**Given instruction**
Give the data below again, word for word.

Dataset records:
--- start ---

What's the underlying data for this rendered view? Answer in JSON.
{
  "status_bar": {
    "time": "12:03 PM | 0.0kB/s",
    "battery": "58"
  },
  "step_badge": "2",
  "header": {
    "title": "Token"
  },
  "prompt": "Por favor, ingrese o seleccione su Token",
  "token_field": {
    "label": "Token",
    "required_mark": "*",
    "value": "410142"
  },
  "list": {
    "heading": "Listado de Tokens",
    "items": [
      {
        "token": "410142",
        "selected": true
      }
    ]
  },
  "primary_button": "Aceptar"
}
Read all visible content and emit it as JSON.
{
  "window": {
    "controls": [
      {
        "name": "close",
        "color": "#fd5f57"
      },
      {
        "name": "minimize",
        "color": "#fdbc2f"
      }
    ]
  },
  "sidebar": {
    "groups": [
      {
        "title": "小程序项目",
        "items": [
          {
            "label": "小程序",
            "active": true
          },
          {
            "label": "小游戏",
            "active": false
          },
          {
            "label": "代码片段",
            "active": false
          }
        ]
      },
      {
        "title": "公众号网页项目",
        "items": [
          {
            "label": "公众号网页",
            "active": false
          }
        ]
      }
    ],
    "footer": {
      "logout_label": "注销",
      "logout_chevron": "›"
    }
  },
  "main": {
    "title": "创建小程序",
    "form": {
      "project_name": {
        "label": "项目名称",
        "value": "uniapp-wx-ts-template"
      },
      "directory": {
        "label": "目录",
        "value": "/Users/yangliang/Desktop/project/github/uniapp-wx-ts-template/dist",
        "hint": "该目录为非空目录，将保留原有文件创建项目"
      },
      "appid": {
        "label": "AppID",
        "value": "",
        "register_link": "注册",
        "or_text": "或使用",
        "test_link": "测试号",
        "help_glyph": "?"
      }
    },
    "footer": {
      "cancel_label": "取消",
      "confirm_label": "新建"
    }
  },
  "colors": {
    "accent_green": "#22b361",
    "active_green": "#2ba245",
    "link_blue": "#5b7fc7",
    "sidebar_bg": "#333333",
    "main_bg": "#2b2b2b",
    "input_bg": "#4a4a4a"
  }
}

--- end ---

**Result for this task**
What's the underlying data for this rendered view? Answer in JSON.
{
  "status_bar": {
    "time": "12:03 PM | 0.0kB/s",
    "battery": "58"
  },
  "step_badge": "2",
  "header": {
    "title": "Token"
  },
  "prompt": "Por favor, ingrese o seleccione su Token",
  "token_field": {
    "label": "Token",
    "required_mark": "*",
    "value": "410142"
  },
  "list": {
    "heading": "Listado de Tokens",
    "items": [
      {
        "token": "410142",
        "selected": true
      }
    ]
  },
  "primary_button": "Aceptar"
}
Read all visible content and emit it as JSON.
{
  "window": {
    "controls": [
      {
        "name": "close",
        "color": "#fd5f57"
      },
      {
        "name": "minimize",
        "color": "#fdbc2f"
      }
    ]
  },
  "sidebar": {
    "groups": [
      {
        "title": "小程序项目",
        "items": [
          {
            "label": "小程序",
            "active": true
          },
          {
            "label": "小游戏",
            "active": false
          },
          {
            "label": "代码片段",
            "active": false
          }
        ]
      },
      {
        "title": "公众号网页项目",
        "items": [
          {
            "label": "公众号网页",
            "active": false
          }
        ]
      }
    ],
    "footer": {
      "logout_label": "注销",
      "logout_chevron": "›"
    }
  },
  "main": {
    "title": "创建小程序",
    "form": {
      "project_name": {
        "label": "项目名称",
        "value": "uniapp-wx-ts-template"
      },
      "directory": {
        "label": "目录",
        "value": "/Users/yangliang/Desktop/project/github/uniapp-wx-ts-template/dist",
        "hint": "该目录为非空目录，将保留原有文件创建项目"
      },
      "appid": {
        "label": "AppID",
        "value": "",
        "register_link": "注册",
        "or_text": "或使用",
        "test_link": "测试号",
        "help_glyph": "?"
      }
    },
    "footer": {
      "cancel_label": "取消",
      "confirm_label": "新建"
    }
  },
  "colors": {
    "accent_green": "#22b361",
    "active_green": "#2ba245",
    "link_blue": "#5b7fc7",
    "sidebar_bg": "#333333",
    "main_bg": "#2b2b2b",
    "input_bg": "#4a4a4a"
  }
}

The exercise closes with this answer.